(Extracted records)
[BEGIN]
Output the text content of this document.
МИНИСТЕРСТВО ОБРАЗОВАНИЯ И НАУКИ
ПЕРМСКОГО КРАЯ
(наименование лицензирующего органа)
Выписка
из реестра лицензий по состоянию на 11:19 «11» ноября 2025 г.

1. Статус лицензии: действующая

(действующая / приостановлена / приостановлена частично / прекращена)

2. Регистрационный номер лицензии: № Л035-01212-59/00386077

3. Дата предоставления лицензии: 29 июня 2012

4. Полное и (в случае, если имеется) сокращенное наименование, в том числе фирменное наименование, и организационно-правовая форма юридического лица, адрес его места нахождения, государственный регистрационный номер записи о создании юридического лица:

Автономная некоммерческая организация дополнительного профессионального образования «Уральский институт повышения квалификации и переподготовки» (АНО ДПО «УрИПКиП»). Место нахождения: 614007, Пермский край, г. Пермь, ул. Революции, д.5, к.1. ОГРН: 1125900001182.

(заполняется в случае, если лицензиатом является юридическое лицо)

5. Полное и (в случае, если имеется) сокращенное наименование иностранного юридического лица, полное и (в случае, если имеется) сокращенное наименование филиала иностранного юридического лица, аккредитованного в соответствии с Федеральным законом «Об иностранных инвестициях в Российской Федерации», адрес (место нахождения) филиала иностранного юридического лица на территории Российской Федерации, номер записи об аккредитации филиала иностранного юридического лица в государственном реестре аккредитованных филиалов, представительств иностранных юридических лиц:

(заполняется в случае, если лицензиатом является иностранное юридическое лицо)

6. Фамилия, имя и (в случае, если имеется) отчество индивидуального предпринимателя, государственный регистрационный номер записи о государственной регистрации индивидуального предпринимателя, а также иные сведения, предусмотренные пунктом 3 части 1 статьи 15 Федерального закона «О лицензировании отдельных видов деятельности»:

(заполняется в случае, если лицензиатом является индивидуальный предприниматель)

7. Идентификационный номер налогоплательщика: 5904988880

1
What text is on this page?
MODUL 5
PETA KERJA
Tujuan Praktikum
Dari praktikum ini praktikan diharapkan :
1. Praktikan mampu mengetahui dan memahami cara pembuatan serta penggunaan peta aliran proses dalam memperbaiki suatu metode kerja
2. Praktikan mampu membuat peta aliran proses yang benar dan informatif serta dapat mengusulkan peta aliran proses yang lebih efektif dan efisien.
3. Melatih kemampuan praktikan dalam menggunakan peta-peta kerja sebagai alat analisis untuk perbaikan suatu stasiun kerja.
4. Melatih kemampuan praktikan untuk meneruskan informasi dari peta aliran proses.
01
[END]
*TASK TO CARRY OUT*
Write out the complete set of records exactly as given.

*RESPONSE FOR THIS EXERCISE*
Output the text content of this document.
МИНИСТЕРСТВО ОБРАЗОВАНИЯ И НАУКИ
ПЕРМСКОГО КРАЯ
(наименование лицензирующего органа)
Выписка
из реестра лицензий по состоянию на 11:19 «11» ноября 2025 г.

1. Статус лицензии: действующая

(действующая / приостановлена / приостановлена частично / прекращена)

2. Регистрационный номер лицензии: № Л035-01212-59/00386077

3. Дата предоставления лицензии: 29 июня 2012

4. Полное и (в случае, если имеется) сокращенное наименование, в том числе фирменное наименование, и организационно-правовая форма юридического лица, адрес его места нахождения, государственный регистрационный номер записи о создании юридического лица:

Автономная некоммерческая организация дополнительного профессионального образования «Уральский институт повышения квалификации и переподготовки» (АНО ДПО «УрИПКиП»). Место нахождения: 614007, Пермский край, г. Пермь, ул. Революции, д.5, к.1. ОГРН: 1125900001182.

(заполняется в случае, если лицензиатом является юридическое лицо)

5. Полное и (в случае, если имеется) сокращенное наименование иностранного юридического лица, полное и (в случае, если имеется) сокращенное наименование филиала иностранного юридического лица, аккредитованного в соответствии с Федеральным законом «Об иностранных инвестициях в Российской Федерации», адрес (место нахождения) филиала иностранного юридического лица на территории Российской Федерации, номер записи об аккредитации филиала иностранного юридического лица в государственном реестре аккредитованных филиалов, представительств иностранных юридических лиц:

(заполняется в случае, если лицензиатом является иностранное юридическое лицо)

6. Фамилия, имя и (в случае, если имеется) отчество индивидуального предпринимателя, государственный регистрационный номер записи о государственной регистрации индивидуального предпринимателя, а также иные сведения, предусмотренные пунктом 3 части 1 статьи 15 Федерального закона «О лицензировании отдельных видов деятельности»:

(заполняется в случае, если лицензиатом является индивидуальный предприниматель)

7. Идентификационный номер налогоплательщика: 5904988880

1
What text is on this page?
MODUL 5
PETA KERJA
Tujuan Praktikum
Dari praktikum ini praktikan diharapkan :
1. Praktikan mampu mengetahui dan memahami cara pembuatan serta penggunaan peta aliran proses dalam memperbaiki suatu metode kerja
2. Praktikan mampu membuat peta aliran proses yang benar dan informatif serta dapat mengusulkan peta aliran proses yang lebih efektif dan efisien.
3. Melatih kemampuan praktikan dalam menggunakan peta-peta kerja sebagai alat analisis untuk perbaikan suatu stasiun kerja.
4. Melatih kemampuan praktikan untuk meneruskan informasi dari peta aliran proses.
01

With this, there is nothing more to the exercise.